## Exercise instructions:
Using the records that follow, copy every line containing the word "purchasing".

— BEGIN —

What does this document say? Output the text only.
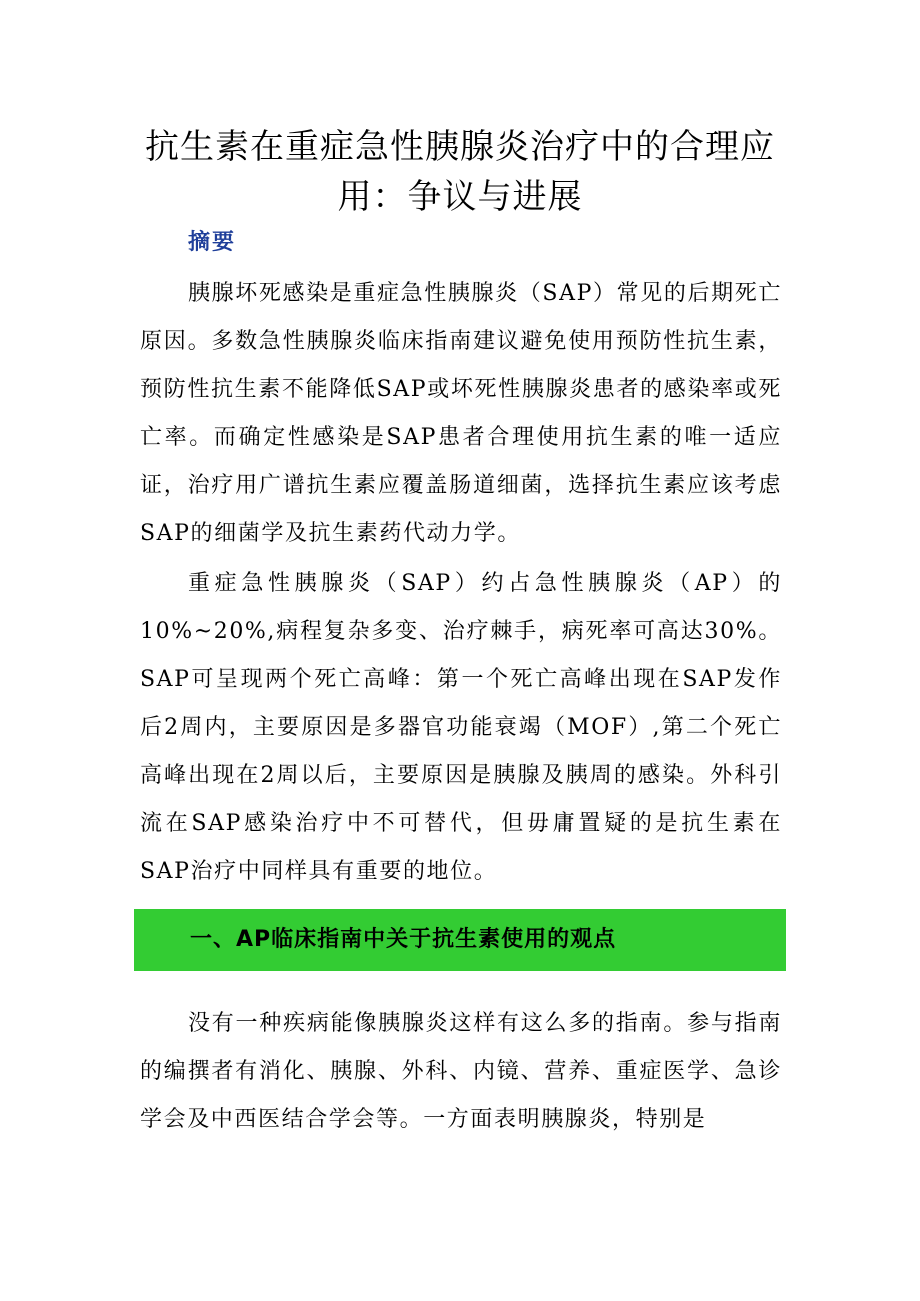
抗生素在重症急性胰腺炎治疗中的合理应用：争议与进展
摘要

胰腺坏死感染是重症急性胰腺炎（SAP）常见的后期死亡原因。多数急性胰腺炎临床指南建议避免使用预防性抗生素，预防性抗生素不能降低SAP或坏死性胰腺炎患者的感染率或死亡率。而确定性感染是SAP患者合理使用抗生素的唯一适应证，治疗用广谱抗生素应覆盖肠道细菌，选择抗生素应该考虑SAP的细菌学及抗生素药代动力学。

重症急性胰腺炎（SAP）约占急性胰腺炎（AP）的10%~20%,病程复杂多变、治疗棘手，病死率可高达30%。SAP可呈现两个死亡高峰：第一个死亡高峰出现在SAP发作后2周内，主要原因是多器官功能衰竭（MOF）,第二个死亡高峰出现在2周以后，主要原因是胰腺及胰周的感染。外科引流在SAP感染治疗中不可替代，但毋庸置疑的是抗生素在SAP治疗中同样具有重要的地位。

一、AP临床指南中关于抗生素使用的观点

没有一种疾病能像胰腺炎这样有这么多的指南。参与指南的编撰者有消化、胰腺、外科、内镜、营养、重症医学、急诊学会及中西医结合学会等。一方面表明胰腺炎，特别是
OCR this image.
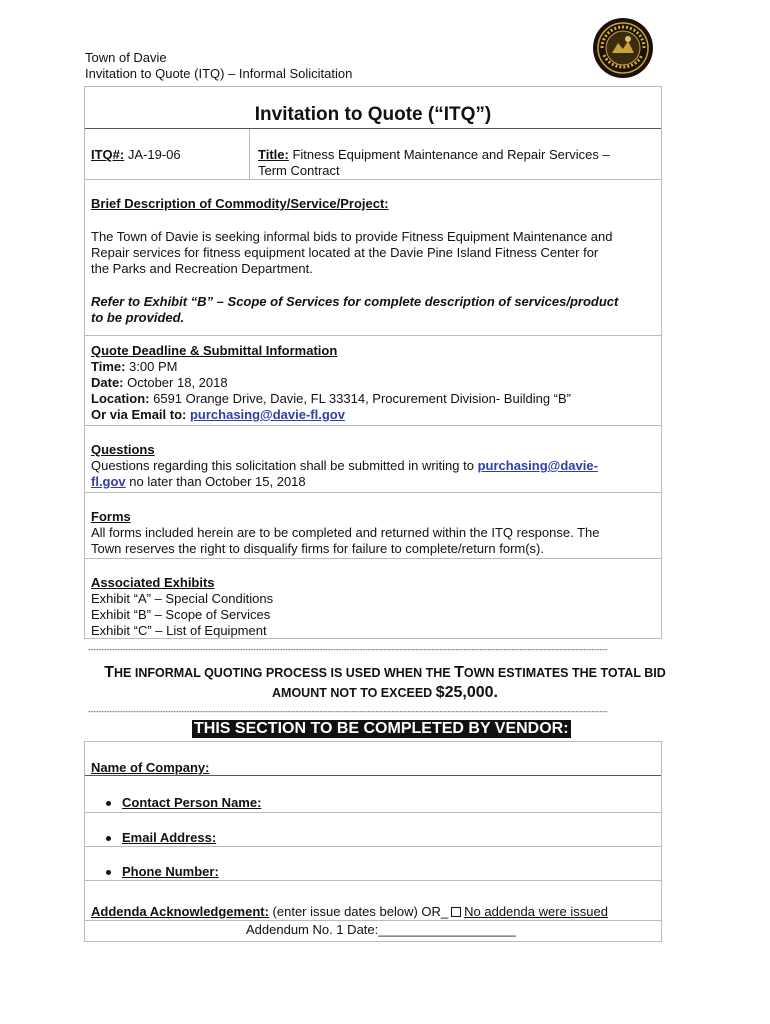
Town of Davie
Invitation to Quote (ITQ) – Informal Solicitation
Invitation to Quote (“ITQ”)
ITQ#: JA-19-06	Title: Fitness Equipment Maintenance and Repair Services –
Term Contract
Brief Description of Commodity/Service/Project:
The Town of Davie is seeking informal bids to provide Fitness Equipment Maintenance and
Repair services for fitness equipment located at the Davie Pine Island Fitness Center for
the Parks and Recreation Department.
Refer to Exhibit “B” – Scope of Services for complete description of services/product
to be provided.
Quote Deadline & Submittal Information
Time: 3:00 PM
Date: October 18, 2018
Location: 6591 Orange Drive, Davie, FL 33314, Procurement Division- Building “B”
Or via Email to: purchasing@davie-fl.gov
Questions
Questions regarding this solicitation shall be submitted in writing to purchasing@davie-
fl.gov no later than October 15, 2018
Forms
All forms included herein are to be completed and returned within the ITQ response. The
Town reserves the right to disqualify firms for failure to complete/return form(s).
Associated Exhibits
Exhibit “A” – Special Conditions
Exhibit “B” – Scope of Services
Exhibit “C” – List of Equipment
---------------------------------------------------------------------------------------------------------------------------------------------------------------------------------------------------
THE INFORMAL QUOTING PROCESS IS USED WHEN THE TOWN ESTIMATES THE TOTAL BID
AMOUNT NOT TO EXCEED $25,000.
---------------------------------------------------------------------------------------------------------------------------------------------------------------------------------------------------
THIS SECTION TO BE COMPLETED BY VENDOR:
Name of Company:
Contact Person Name:
Email Address:
Phone Number:
Addenda Acknowledgement: (enter issue dates below) OR_ No addenda were issued
Addendum No. 1 Date:___________________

— END —

## Expected output:
Or via Email to: purchasing@davie-fl.gov
Questions regarding this solicitation shall be submitted in writing to purchasing@davie-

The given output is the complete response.